--- start Information given ---

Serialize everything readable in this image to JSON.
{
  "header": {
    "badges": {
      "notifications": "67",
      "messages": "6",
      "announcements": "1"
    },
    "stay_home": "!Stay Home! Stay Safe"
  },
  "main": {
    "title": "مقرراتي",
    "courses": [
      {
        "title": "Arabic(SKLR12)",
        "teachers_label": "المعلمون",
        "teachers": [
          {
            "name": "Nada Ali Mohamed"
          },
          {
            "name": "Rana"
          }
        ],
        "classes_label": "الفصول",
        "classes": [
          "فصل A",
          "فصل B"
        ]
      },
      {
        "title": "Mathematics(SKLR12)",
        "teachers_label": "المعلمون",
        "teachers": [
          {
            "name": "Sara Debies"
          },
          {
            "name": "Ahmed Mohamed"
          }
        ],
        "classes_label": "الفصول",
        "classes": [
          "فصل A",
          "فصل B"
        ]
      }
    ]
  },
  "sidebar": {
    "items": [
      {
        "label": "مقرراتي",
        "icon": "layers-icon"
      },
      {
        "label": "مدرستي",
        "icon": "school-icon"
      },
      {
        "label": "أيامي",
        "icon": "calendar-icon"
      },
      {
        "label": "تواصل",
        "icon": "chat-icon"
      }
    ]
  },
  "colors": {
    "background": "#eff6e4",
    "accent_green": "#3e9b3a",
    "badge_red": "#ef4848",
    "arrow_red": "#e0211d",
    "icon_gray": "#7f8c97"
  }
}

--- end Information given ---

• _What is expected_: Write out the listing once more, matching it exactly.

• _Result for this exercise_:
Serialize everything readable in this image to JSON.
{
  "header": {
    "badges": {
      "notifications": "67",
      "messages": "6",
      "announcements": "1"
    },
    "stay_home": "!Stay Home! Stay Safe"
  },
  "main": {
    "title": "مقرراتي",
    "courses": [
      {
        "title": "Arabic(SKLR12)",
        "teachers_label": "المعلمون",
        "teachers": [
          {
            "name": "Nada Ali Mohamed"
          },
          {
            "name": "Rana"
          }
        ],
        "classes_label": "الفصول",
        "classes": [
          "فصل A",
          "فصل B"
        ]
      },
      {
        "title": "Mathematics(SKLR12)",
        "teachers_label": "المعلمون",
        "teachers": [
          {
            "name": "Sara Debies"
          },
          {
            "name": "Ahmed Mohamed"
          }
        ],
        "classes_label": "الفصول",
        "classes": [
          "فصل A",
          "فصل B"
        ]
      }
    ]
  },
  "sidebar": {
    "items": [
      {
        "label": "مقرراتي",
        "icon": "layers-icon"
      },
      {
        "label": "مدرستي",
        "icon": "school-icon"
      },
      {
        "label": "أيامي",
        "icon": "calendar-icon"
      },
      {
        "label": "تواصل",
        "icon": "chat-icon"
      }
    ]
  },
  "colors": {
    "background": "#eff6e4",
    "accent_green": "#3e9b3a",
    "badge_red": "#ef4848",
    "arrow_red": "#e0211d",
    "icon_gray": "#7f8c97"
  }
}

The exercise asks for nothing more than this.